▶ _Goal_:
Set down every record once more, exactly as given.

▶ _Task material_:

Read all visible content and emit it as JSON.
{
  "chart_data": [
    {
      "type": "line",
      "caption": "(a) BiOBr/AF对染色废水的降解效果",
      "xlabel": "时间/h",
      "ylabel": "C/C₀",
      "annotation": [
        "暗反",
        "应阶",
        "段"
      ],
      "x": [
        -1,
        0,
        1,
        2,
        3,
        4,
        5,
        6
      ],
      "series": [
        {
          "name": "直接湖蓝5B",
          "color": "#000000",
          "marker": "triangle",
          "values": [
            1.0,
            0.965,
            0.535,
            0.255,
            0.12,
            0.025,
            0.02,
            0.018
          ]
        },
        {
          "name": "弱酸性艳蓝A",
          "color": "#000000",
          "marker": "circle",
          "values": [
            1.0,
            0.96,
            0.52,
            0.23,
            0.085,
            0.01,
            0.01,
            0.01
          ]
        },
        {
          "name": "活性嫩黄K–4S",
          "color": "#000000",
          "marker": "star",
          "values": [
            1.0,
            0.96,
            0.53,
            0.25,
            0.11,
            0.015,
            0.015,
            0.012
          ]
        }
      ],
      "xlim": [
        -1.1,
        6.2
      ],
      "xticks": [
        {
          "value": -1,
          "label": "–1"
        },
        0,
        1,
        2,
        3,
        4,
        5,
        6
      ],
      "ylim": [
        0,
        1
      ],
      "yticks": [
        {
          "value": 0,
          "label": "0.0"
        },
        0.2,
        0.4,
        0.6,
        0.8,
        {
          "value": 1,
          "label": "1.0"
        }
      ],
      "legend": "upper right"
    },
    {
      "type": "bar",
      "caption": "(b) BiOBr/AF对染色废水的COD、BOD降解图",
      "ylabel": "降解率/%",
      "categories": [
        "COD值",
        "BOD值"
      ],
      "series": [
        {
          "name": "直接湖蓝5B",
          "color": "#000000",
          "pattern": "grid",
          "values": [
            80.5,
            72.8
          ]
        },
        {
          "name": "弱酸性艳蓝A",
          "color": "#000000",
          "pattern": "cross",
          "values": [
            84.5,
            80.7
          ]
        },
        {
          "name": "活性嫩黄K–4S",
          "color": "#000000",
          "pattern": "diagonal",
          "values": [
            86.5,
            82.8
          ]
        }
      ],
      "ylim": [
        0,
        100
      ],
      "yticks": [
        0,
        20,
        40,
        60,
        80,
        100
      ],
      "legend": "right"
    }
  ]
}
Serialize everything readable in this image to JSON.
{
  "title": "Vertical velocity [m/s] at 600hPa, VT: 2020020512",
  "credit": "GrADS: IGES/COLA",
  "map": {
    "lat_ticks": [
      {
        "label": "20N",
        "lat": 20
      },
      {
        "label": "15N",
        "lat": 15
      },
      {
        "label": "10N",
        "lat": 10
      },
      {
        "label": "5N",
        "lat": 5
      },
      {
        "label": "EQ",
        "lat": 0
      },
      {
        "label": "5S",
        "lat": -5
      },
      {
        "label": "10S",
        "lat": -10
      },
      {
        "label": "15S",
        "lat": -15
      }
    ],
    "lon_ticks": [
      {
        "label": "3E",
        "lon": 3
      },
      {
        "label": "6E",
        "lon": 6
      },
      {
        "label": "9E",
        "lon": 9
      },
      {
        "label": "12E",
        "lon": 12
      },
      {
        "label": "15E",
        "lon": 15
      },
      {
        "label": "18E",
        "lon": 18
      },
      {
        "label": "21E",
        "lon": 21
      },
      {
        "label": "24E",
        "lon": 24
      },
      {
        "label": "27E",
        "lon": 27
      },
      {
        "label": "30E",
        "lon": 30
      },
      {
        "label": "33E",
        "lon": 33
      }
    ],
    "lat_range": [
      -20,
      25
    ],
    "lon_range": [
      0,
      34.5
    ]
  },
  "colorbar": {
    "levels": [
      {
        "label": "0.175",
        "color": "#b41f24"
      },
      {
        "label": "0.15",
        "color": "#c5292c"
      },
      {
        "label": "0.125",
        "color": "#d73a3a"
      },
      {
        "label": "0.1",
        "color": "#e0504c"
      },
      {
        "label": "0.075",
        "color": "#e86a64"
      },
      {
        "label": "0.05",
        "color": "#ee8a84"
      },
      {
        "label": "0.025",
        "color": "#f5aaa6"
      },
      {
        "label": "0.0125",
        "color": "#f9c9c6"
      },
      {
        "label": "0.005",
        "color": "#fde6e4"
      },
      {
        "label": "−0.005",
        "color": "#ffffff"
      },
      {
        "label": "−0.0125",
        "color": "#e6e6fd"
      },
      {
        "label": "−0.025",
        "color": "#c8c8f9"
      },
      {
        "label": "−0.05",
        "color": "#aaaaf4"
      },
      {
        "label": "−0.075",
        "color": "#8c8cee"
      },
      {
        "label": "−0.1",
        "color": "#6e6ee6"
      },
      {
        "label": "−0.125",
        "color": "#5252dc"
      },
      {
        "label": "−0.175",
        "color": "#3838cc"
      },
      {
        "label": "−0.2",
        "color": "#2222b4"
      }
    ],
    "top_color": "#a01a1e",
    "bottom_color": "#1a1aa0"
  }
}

▶ _Result below_:
Read all visible content and emit it as JSON.
{
  "chart_data": [
    {
      "type": "line",
      "caption": "(a) BiOBr/AF对染色废水的降解效果",
      "xlabel": "时间/h",
      "ylabel": "C/C₀",
      "annotation": [
        "暗反",
        "应阶",
        "段"
      ],
      "x": [
        -1,
        0,
        1,
        2,
        3,
        4,
        5,
        6
      ],
      "series": [
        {
          "name": "直接湖蓝5B",
          "color": "#000000",
          "marker": "triangle",
          "values": [
            1.0,
            0.965,
            0.535,
            0.255,
            0.12,
            0.025,
            0.02,
            0.018
          ]
        },
        {
          "name": "弱酸性艳蓝A",
          "color": "#000000",
          "marker": "circle",
          "values": [
            1.0,
            0.96,
            0.52,
            0.23,
            0.085,
            0.01,
            0.01,
            0.01
          ]
        },
        {
          "name": "活性嫩黄K–4S",
          "color": "#000000",
          "marker": "star",
          "values": [
            1.0,
            0.96,
            0.53,
            0.25,
            0.11,
            0.015,
            0.015,
            0.012
          ]
        }
      ],
      "xlim": [
        -1.1,
        6.2
      ],
      "xticks": [
        {
          "value": -1,
          "label": "–1"
        },
        0,
        1,
        2,
        3,
        4,
        5,
        6
      ],
      "ylim": [
        0,
        1
      ],
      "yticks": [
        {
          "value": 0,
          "label": "0.0"
        },
        0.2,
        0.4,
        0.6,
        0.8,
        {
          "value": 1,
          "label": "1.0"
        }
      ],
      "legend": "upper right"
    },
    {
      "type": "bar",
      "caption": "(b) BiOBr/AF对染色废水的COD、BOD降解图",
      "ylabel": "降解率/%",
      "categories": [
        "COD值",
        "BOD值"
      ],
      "series": [
        {
          "name": "直接湖蓝5B",
          "color": "#000000",
          "pattern": "grid",
          "values": [
            80.5,
            72.8
          ]
        },
        {
          "name": "弱酸性艳蓝A",
          "color": "#000000",
          "pattern": "cross",
          "values": [
            84.5,
            80.7
          ]
        },
        {
          "name": "活性嫩黄K–4S",
          "color": "#000000",
          "pattern": "diagonal",
          "values": [
            86.5,
            82.8
          ]
        }
      ],
      "ylim": [
        0,
        100
      ],
      "yticks": [
        0,
        20,
        40,
        60,
        80,
        100
      ],
      "legend": "right"
    }
  ]
}
Serialize everything readable in this image to JSON.
{
  "title": "Vertical velocity [m/s] at 600hPa, VT: 2020020512",
  "credit": "GrADS: IGES/COLA",
  "map": {
    "lat_ticks": [
      {
        "label": "20N",
        "lat": 20
      },
      {
        "label": "15N",
        "lat": 15
      },
      {
        "label": "10N",
        "lat": 10
      },
      {
        "label": "5N",
        "lat": 5
      },
      {
        "label": "EQ",
        "lat": 0
      },
      {
        "label": "5S",
        "lat": -5
      },
      {
        "label": "10S",
        "lat": -10
      },
      {
        "label": "15S",
        "lat": -15
      }
    ],
    "lon_ticks": [
      {
        "label": "3E",
        "lon": 3
      },
      {
        "label": "6E",
        "lon": 6
      },
      {
        "label": "9E",
        "lon": 9
      },
      {
        "label": "12E",
        "lon": 12
      },
      {
        "label": "15E",
        "lon": 15
      },
      {
        "label": "18E",
        "lon": 18
      },
      {
        "label": "21E",
        "lon": 21
      },
      {
        "label": "24E",
        "lon": 24
      },
      {
        "label": "27E",
        "lon": 27
      },
      {
        "label": "30E",
        "lon": 30
      },
      {
        "label": "33E",
        "lon": 33
      }
    ],
    "lat_range": [
      -20,
      25
    ],
    "lon_range": [
      0,
      34.5
    ]
  },
  "colorbar": {
    "levels": [
      {
        "label": "0.175",
        "color": "#b41f24"
      },
      {
        "label": "0.15",
        "color": "#c5292c"
      },
      {
        "label": "0.125",
        "color": "#d73a3a"
      },
      {
        "label": "0.1",
        "color": "#e0504c"
      },
      {
        "label": "0.075",
        "color": "#e86a64"
      },
      {
        "label": "0.05",
        "color": "#ee8a84"
      },
      {
        "label": "0.025",
        "color": "#f5aaa6"
      },
      {
        "label": "0.0125",
        "color": "#f9c9c6"
      },
      {
        "label": "0.005",
        "color": "#fde6e4"
      },
      {
        "label": "−0.005",
        "color": "#ffffff"
      },
      {
        "label": "−0.0125",
        "color": "#e6e6fd"
      },
      {
        "label": "−0.025",
        "color": "#c8c8f9"
      },
      {
        "label": "−0.05",
        "color": "#aaaaf4"
      },
      {
        "label": "−0.075",
        "color": "#8c8cee"
      },
      {
        "label": "−0.1",
        "color": "#6e6ee6"
      },
      {
        "label": "−0.125",
        "color": "#5252dc"
      },
      {
        "label": "−0.175",
        "color": "#3838cc"
      },
      {
        "label": "−0.2",
        "color": "#2222b4"
      }
    ],
    "top_color": "#a01a1e",
    "bottom_color": "#1a1aa0"
  }
}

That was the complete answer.